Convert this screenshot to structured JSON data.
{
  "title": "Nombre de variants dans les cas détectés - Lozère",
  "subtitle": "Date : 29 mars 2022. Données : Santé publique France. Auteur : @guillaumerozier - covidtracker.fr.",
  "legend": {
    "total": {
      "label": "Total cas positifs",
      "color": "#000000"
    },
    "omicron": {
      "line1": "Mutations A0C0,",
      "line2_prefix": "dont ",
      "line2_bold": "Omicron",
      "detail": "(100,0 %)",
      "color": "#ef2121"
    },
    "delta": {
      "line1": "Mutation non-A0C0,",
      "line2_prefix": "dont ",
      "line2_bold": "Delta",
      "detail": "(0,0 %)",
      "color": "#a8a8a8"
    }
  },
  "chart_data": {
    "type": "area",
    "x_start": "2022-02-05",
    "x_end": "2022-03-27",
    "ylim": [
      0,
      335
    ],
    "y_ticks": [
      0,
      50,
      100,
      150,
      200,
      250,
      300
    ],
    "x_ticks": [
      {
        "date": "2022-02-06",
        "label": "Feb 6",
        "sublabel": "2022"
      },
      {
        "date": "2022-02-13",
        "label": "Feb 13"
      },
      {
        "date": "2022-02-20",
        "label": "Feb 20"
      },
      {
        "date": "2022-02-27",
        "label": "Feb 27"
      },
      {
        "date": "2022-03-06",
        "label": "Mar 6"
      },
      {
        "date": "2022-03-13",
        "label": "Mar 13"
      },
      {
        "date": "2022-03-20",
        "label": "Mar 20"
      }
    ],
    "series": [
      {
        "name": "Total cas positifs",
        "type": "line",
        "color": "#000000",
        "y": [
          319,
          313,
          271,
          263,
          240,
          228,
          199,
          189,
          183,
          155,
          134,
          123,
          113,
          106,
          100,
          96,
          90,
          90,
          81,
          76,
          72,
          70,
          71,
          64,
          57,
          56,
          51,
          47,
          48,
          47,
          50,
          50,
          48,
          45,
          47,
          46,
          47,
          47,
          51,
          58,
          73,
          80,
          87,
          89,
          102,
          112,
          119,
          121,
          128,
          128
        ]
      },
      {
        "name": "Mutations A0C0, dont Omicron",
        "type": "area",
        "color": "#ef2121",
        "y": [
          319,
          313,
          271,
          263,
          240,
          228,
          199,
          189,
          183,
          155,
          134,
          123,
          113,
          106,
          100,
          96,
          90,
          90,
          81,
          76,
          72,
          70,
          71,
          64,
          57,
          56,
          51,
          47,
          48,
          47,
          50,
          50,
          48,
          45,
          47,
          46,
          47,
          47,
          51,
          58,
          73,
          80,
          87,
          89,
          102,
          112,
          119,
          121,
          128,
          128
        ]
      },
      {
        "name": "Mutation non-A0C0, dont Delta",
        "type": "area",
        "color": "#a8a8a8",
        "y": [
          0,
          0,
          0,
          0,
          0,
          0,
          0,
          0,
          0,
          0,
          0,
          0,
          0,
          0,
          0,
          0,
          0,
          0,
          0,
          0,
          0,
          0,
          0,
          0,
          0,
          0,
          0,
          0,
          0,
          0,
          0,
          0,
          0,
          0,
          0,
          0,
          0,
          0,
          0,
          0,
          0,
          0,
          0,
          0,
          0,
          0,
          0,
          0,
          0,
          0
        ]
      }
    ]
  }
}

☆ ☆ ☆

[REQUIREMENTS] All of the records must be repeated exactly.

[CORRECT RESULT]
Convert this screenshot to structured JSON data.
{
  "title": "Nombre de variants dans les cas détectés - Lozère",
  "subtitle": "Date : 29 mars 2022. Données : Santé publique France. Auteur : @guillaumerozier - covidtracker.fr.",
  "legend": {
    "total": {
      "label": "Total cas positifs",
      "color": "#000000"
    },
    "omicron": {
      "line1": "Mutations A0C0,",
      "line2_prefix": "dont ",
      "line2_bold": "Omicron",
      "detail": "(100,0 %)",
      "color": "#ef2121"
    },
    "delta": {
      "line1": "Mutation non-A0C0,",
      "line2_prefix": "dont ",
      "line2_bold": "Delta",
      "detail": "(0,0 %)",
      "color": "#a8a8a8"
    }
  },
  "chart_data": {
    "type": "area",
    "x_start": "2022-02-05",
    "x_end": "2022-03-27",
    "ylim": [
      0,
      335
    ],
    "y_ticks": [
      0,
      50,
      100,
      150,
      200,
      250,
      300
    ],
    "x_ticks": [
      {
        "date": "2022-02-06",
        "label": "Feb 6",
        "sublabel": "2022"
      },
      {
        "date": "2022-02-13",
        "label": "Feb 13"
      },
      {
        "date": "2022-02-20",
        "label": "Feb 20"
      },
      {
        "date": "2022-02-27",
        "label": "Feb 27"
      },
      {
        "date": "2022-03-06",
        "label": "Mar 6"
      },
      {
        "date": "2022-03-13",
        "label": "Mar 13"
      },
      {
        "date": "2022-03-20",
        "label": "Mar 20"
      }
    ],
    "series": [
      {
        "name": "Total cas positifs",
        "type": "line",
        "color": "#000000",
        "y": [
          319,
          313,
          271,
          263,
          240,
          228,
          199,
          189,
          183,
          155,
          134,
          123,
          113,
          106,
          100,
          96,
          90,
          90,
          81,
          76,
          72,
          70,
          71,
          64,
          57,
          56,
          51,
          47,
          48,
          47,
          50,
          50,
          48,
          45,
          47,
          46,
          47,
          47,
          51,
          58,
          73,
          80,
          87,
          89,
          102,
          112,
          119,
          121,
          128,
          128
        ]
      },
      {
        "name": "Mutations A0C0, dont Omicron",
        "type": "area",
        "color": "#ef2121",
        "y": [
          319,
          313,
          271,
          263,
          240,
          228,
          199,
          189,
          183,
          155,
          134,
          123,
          113,
          106,
          100,
          96,
          90,
          90,
          81,
          76,
          72,
          70,
          71,
          64,
          57,
          56,
          51,
          47,
          48,
          47,
          50,
          50,
          48,
          45,
          47,
          46,
          47,
          47,
          51,
          58,
          73,
          80,
          87,
          89,
          102,
          112,
          119,
          121,
          128,
          128
        ]
      },
      {
        "name": "Mutation non-A0C0, dont Delta",
        "type": "area",
        "color": "#a8a8a8",
        "y": [
          0,
          0,
          0,
          0,
          0,
          0,
          0,
          0,
          0,
          0,
          0,
          0,
          0,
          0,
          0,
          0,
          0,
          0,
          0,
          0,
          0,
          0,
          0,
          0,
          0,
          0,
          0,
          0,
          0,
          0,
          0,
          0,
          0,
          0,
          0,
          0,
          0,
          0,
          0,
          0,
          0,
          0,
          0,
          0,
          0,
          0,
          0,
          0,
          0,
          0
        ]
      }
    ]
  }
}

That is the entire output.